Given request. Report, as a bare number, how many lines of the material below contain the word "title".

Provided data.
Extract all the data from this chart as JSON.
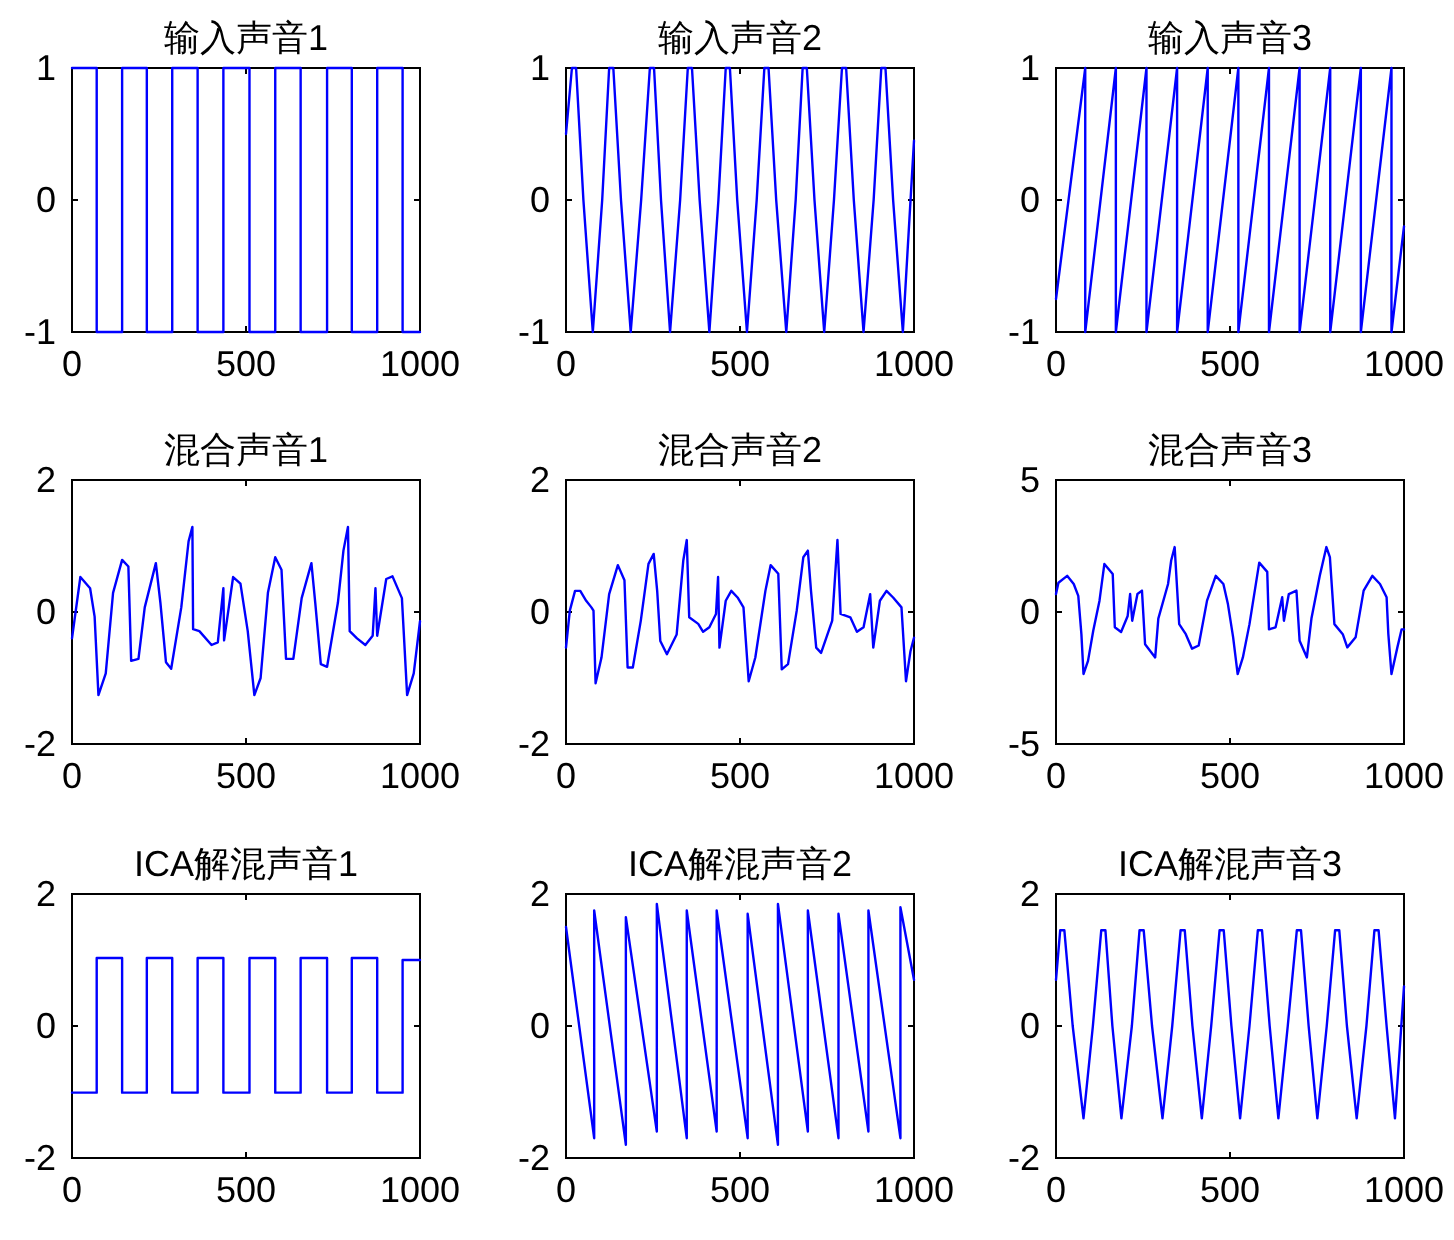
{
  "chart_data": [
    {
      "type": "line",
      "title": "输入声音1",
      "xlim": [
        0,
        1000
      ],
      "xticks": [
        0,
        500,
        1000
      ],
      "ylim": [
        -1,
        1
      ],
      "yticks": [
        -1,
        0,
        1
      ],
      "x": [
        0,
        71,
        71,
        144,
        144,
        215,
        215,
        288,
        288,
        361,
        361,
        435,
        435,
        510,
        510,
        584,
        584,
        657,
        657,
        733,
        733,
        804,
        804,
        877,
        877,
        950,
        950,
        1000
      ],
      "series": [
        {
          "color": "#0000ff",
          "values": [
            1,
            1,
            -1,
            -1,
            1,
            1,
            -1,
            -1,
            1,
            1,
            -1,
            -1,
            1,
            1,
            -1,
            -1,
            1,
            1,
            -1,
            -1,
            1,
            1,
            -1,
            -1,
            1,
            1,
            -1,
            -1
          ]
        }
      ]
    },
    {
      "type": "line",
      "title": "输入声音2",
      "xlim": [
        0,
        1000
      ],
      "xticks": [
        0,
        500,
        1000
      ],
      "ylim": [
        -1,
        1
      ],
      "yticks": [
        -1,
        0,
        1
      ],
      "x": [
        0,
        17,
        29,
        50,
        77,
        104,
        124,
        136,
        158,
        186,
        216,
        241,
        253,
        273,
        299,
        328,
        350,
        362,
        384,
        412,
        438,
        459,
        471,
        492,
        520,
        548,
        570,
        582,
        604,
        633,
        660,
        680,
        692,
        714,
        742,
        770,
        793,
        805,
        827,
        855,
        884,
        906,
        918,
        940,
        968,
        1000
      ],
      "series": [
        {
          "color": "#0000ff",
          "values": [
            0.5,
            1,
            1,
            0,
            -1,
            0,
            1,
            1,
            0,
            -1,
            0,
            1,
            1,
            0,
            -1,
            0,
            1,
            1,
            0,
            -1,
            0,
            1,
            1,
            0,
            -1,
            0,
            1,
            1,
            0,
            -1,
            0,
            1,
            1,
            0,
            -1,
            0,
            1,
            1,
            0,
            -1,
            0,
            1,
            1,
            0,
            -1,
            0.45
          ]
        }
      ]
    },
    {
      "type": "line",
      "title": "输入声音3",
      "xlim": [
        0,
        1000
      ],
      "xticks": [
        0,
        500,
        1000
      ],
      "ylim": [
        -1,
        1
      ],
      "yticks": [
        -1,
        0,
        1
      ],
      "x": [
        0,
        84,
        84,
        172,
        172,
        260,
        260,
        348,
        348,
        436,
        436,
        524,
        524,
        612,
        612,
        700,
        700,
        788,
        788,
        876,
        876,
        964,
        964,
        1000
      ],
      "series": [
        {
          "color": "#0000ff",
          "values": [
            -0.75,
            1,
            -1,
            1,
            -1,
            1,
            -1,
            1,
            -1,
            1,
            -1,
            1,
            -1,
            1,
            -1,
            1,
            -1,
            1,
            -1,
            1,
            -1,
            1,
            -1,
            -0.2
          ]
        }
      ]
    },
    {
      "type": "line",
      "title": "混合声音1",
      "xlim": [
        0,
        1000
      ],
      "xticks": [
        0,
        500,
        1000
      ],
      "ylim": [
        -2,
        2
      ],
      "yticks": [
        -2,
        0,
        2
      ],
      "x": [
        0,
        24,
        52,
        65,
        76,
        97,
        118,
        144,
        162,
        170,
        191,
        209,
        241,
        254,
        270,
        285,
        314,
        335,
        346,
        348,
        366,
        401,
        419,
        435,
        437,
        463,
        484,
        505,
        524,
        542,
        563,
        584,
        602,
        615,
        636,
        660,
        688,
        699,
        715,
        733,
        764,
        780,
        793,
        798,
        819,
        843,
        864,
        872,
        877,
        903,
        921,
        948,
        963,
        982,
        1000
      ],
      "series": [
        {
          "color": "#0000ff",
          "values": [
            -0.4,
            0.53,
            0.36,
            -0.07,
            -1.26,
            -0.93,
            0.29,
            0.79,
            0.69,
            -0.74,
            -0.71,
            0.07,
            0.74,
            0.14,
            -0.76,
            -0.86,
            0.07,
            1.07,
            1.29,
            -0.26,
            -0.29,
            -0.5,
            -0.46,
            0.36,
            -0.43,
            0.53,
            0.43,
            -0.29,
            -1.26,
            -1.0,
            0.29,
            0.83,
            0.64,
            -0.71,
            -0.71,
            0.21,
            0.74,
            0.14,
            -0.79,
            -0.83,
            0.14,
            0.93,
            1.29,
            -0.29,
            -0.4,
            -0.5,
            -0.36,
            0.36,
            -0.36,
            0.5,
            0.54,
            0.21,
            -1.26,
            -0.93,
            -0.14
          ]
        }
      ]
    },
    {
      "type": "line",
      "title": "混合声音2",
      "xlim": [
        0,
        1000
      ],
      "xticks": [
        0,
        500,
        1000
      ],
      "ylim": [
        -2,
        2
      ],
      "yticks": [
        -2,
        0,
        2
      ],
      "x": [
        0,
        11,
        26,
        41,
        58,
        73,
        79,
        85,
        102,
        124,
        149,
        168,
        177,
        192,
        215,
        237,
        252,
        262,
        271,
        290,
        318,
        337,
        347,
        354,
        380,
        394,
        412,
        431,
        437,
        441,
        459,
        475,
        493,
        510,
        525,
        544,
        573,
        588,
        610,
        620,
        638,
        663,
        682,
        695,
        704,
        719,
        733,
        765,
        780,
        789,
        817,
        836,
        855,
        874,
        883,
        902,
        921,
        940,
        964,
        977,
        990,
        1000
      ],
      "series": [
        {
          "color": "#0000ff",
          "values": [
            -0.54,
            0.02,
            0.32,
            0.32,
            0.17,
            0.07,
            0.02,
            -1.08,
            -0.69,
            0.27,
            0.71,
            0.48,
            -0.84,
            -0.84,
            -0.13,
            0.73,
            0.88,
            0.32,
            -0.44,
            -0.64,
            -0.34,
            0.78,
            1.09,
            -0.08,
            -0.18,
            -0.3,
            -0.23,
            -0.03,
            0.53,
            -0.54,
            0.17,
            0.32,
            0.22,
            0.07,
            -1.05,
            -0.69,
            0.32,
            0.71,
            0.58,
            -0.87,
            -0.79,
            0.02,
            0.83,
            0.93,
            0.32,
            -0.54,
            -0.62,
            -0.13,
            1.09,
            -0.03,
            -0.08,
            -0.3,
            -0.23,
            0.27,
            -0.54,
            0.17,
            0.32,
            0.22,
            0.07,
            -1.05,
            -0.59,
            -0.39
          ]
        }
      ]
    },
    {
      "type": "line",
      "title": "混合声音3",
      "xlim": [
        0,
        1000
      ],
      "xticks": [
        0,
        500,
        1000
      ],
      "ylim": [
        -5,
        5
      ],
      "yticks": [
        -5,
        0,
        5
      ],
      "x": [
        0,
        7,
        32,
        51,
        64,
        73,
        79,
        92,
        107,
        125,
        139,
        163,
        169,
        187,
        206,
        213,
        219,
        234,
        247,
        256,
        285,
        294,
        322,
        331,
        341,
        354,
        373,
        391,
        410,
        434,
        459,
        481,
        494,
        509,
        522,
        537,
        556,
        584,
        607,
        612,
        631,
        650,
        655,
        669,
        691,
        700,
        721,
        734,
        758,
        777,
        787,
        800,
        824,
        837,
        861,
        884,
        909,
        931,
        950,
        955,
        964,
        981,
        993,
        1000
      ],
      "series": [
        {
          "color": "#0000ff",
          "values": [
            0.68,
            1.11,
            1.37,
            1.06,
            0.61,
            -0.84,
            -2.35,
            -1.85,
            -0.71,
            0.43,
            1.82,
            1.44,
            -0.58,
            -0.76,
            -0.15,
            0.68,
            -0.33,
            0.68,
            0.81,
            -1.22,
            -1.72,
            -0.25,
            1.06,
            1.95,
            2.46,
            -0.46,
            -0.84,
            -1.39,
            -1.27,
            0.43,
            1.37,
            1.06,
            0.3,
            -0.96,
            -2.35,
            -1.72,
            -0.46,
            1.87,
            1.52,
            -0.66,
            -0.58,
            0.56,
            -0.33,
            0.68,
            0.81,
            -1.09,
            -1.72,
            -0.25,
            1.37,
            2.46,
            2.08,
            -0.46,
            -0.84,
            -1.34,
            -0.96,
            0.81,
            1.37,
            1.06,
            0.56,
            -0.84,
            -2.35,
            -1.34,
            -0.66,
            -0.66
          ]
        }
      ]
    },
    {
      "type": "line",
      "title": "ICA解混声音1",
      "xlim": [
        0,
        1000
      ],
      "xticks": [
        0,
        500,
        1000
      ],
      "ylim": [
        -2,
        2
      ],
      "yticks": [
        -2,
        0,
        2
      ],
      "x": [
        0,
        71,
        71,
        144,
        144,
        215,
        215,
        288,
        288,
        361,
        361,
        435,
        435,
        510,
        510,
        584,
        584,
        657,
        657,
        733,
        733,
        804,
        804,
        877,
        877,
        950,
        950,
        1000
      ],
      "series": [
        {
          "color": "#0000ff",
          "values": [
            -1.01,
            -1.01,
            1.03,
            1.03,
            -1.01,
            -1.01,
            1.03,
            1.03,
            -1.01,
            -1.01,
            1.03,
            1.03,
            -1.01,
            -1.01,
            1.03,
            1.03,
            -1.01,
            -1.01,
            1.03,
            1.03,
            -1.01,
            -1.01,
            1.03,
            1.03,
            -1.01,
            -1.01,
            1.0,
            1.0
          ]
        }
      ]
    },
    {
      "type": "line",
      "title": "ICA解混声音2",
      "xlim": [
        0,
        1000
      ],
      "xticks": [
        0,
        500,
        1000
      ],
      "ylim": [
        -2,
        2
      ],
      "yticks": [
        -2,
        0,
        2
      ],
      "x": [
        0,
        81,
        81,
        172,
        172,
        261,
        261,
        347,
        347,
        433,
        433,
        522,
        522,
        609,
        609,
        695,
        695,
        783,
        783,
        869,
        869,
        961,
        961,
        1000
      ],
      "series": [
        {
          "color": "#0000ff",
          "values": [
            1.5,
            -1.7,
            1.75,
            -1.8,
            1.65,
            -1.6,
            1.85,
            -1.7,
            1.75,
            -1.6,
            1.75,
            -1.7,
            1.7,
            -1.8,
            1.85,
            -1.6,
            1.75,
            -1.7,
            1.7,
            -1.6,
            1.75,
            -1.7,
            1.8,
            0.7
          ]
        }
      ]
    },
    {
      "type": "line",
      "title": "ICA解混声音3",
      "xlim": [
        0,
        1000
      ],
      "xticks": [
        0,
        500,
        1000
      ],
      "ylim": [
        -2,
        2
      ],
      "yticks": [
        -2,
        0,
        2
      ],
      "x": [
        0,
        12,
        24,
        48,
        79,
        106,
        130,
        142,
        162,
        188,
        218,
        240,
        252,
        276,
        306,
        334,
        358,
        370,
        392,
        419,
        446,
        470,
        482,
        504,
        529,
        556,
        580,
        592,
        614,
        639,
        666,
        692,
        704,
        726,
        751,
        778,
        802,
        814,
        836,
        864,
        892,
        915,
        927,
        950,
        974,
        1000
      ],
      "series": [
        {
          "color": "#0000ff",
          "values": [
            0.7,
            1.45,
            1.45,
            0,
            -1.4,
            0,
            1.45,
            1.45,
            0,
            -1.4,
            0,
            1.45,
            1.45,
            0,
            -1.4,
            0,
            1.45,
            1.45,
            0,
            -1.4,
            0,
            1.45,
            1.45,
            0,
            -1.4,
            0,
            1.45,
            1.45,
            0,
            -1.4,
            0,
            1.45,
            1.45,
            0,
            -1.4,
            0,
            1.45,
            1.45,
            0,
            -1.4,
            0,
            1.45,
            1.45,
            0,
            -1.4,
            0.6
          ]
        }
      ]
    }
  ]
}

In response. 9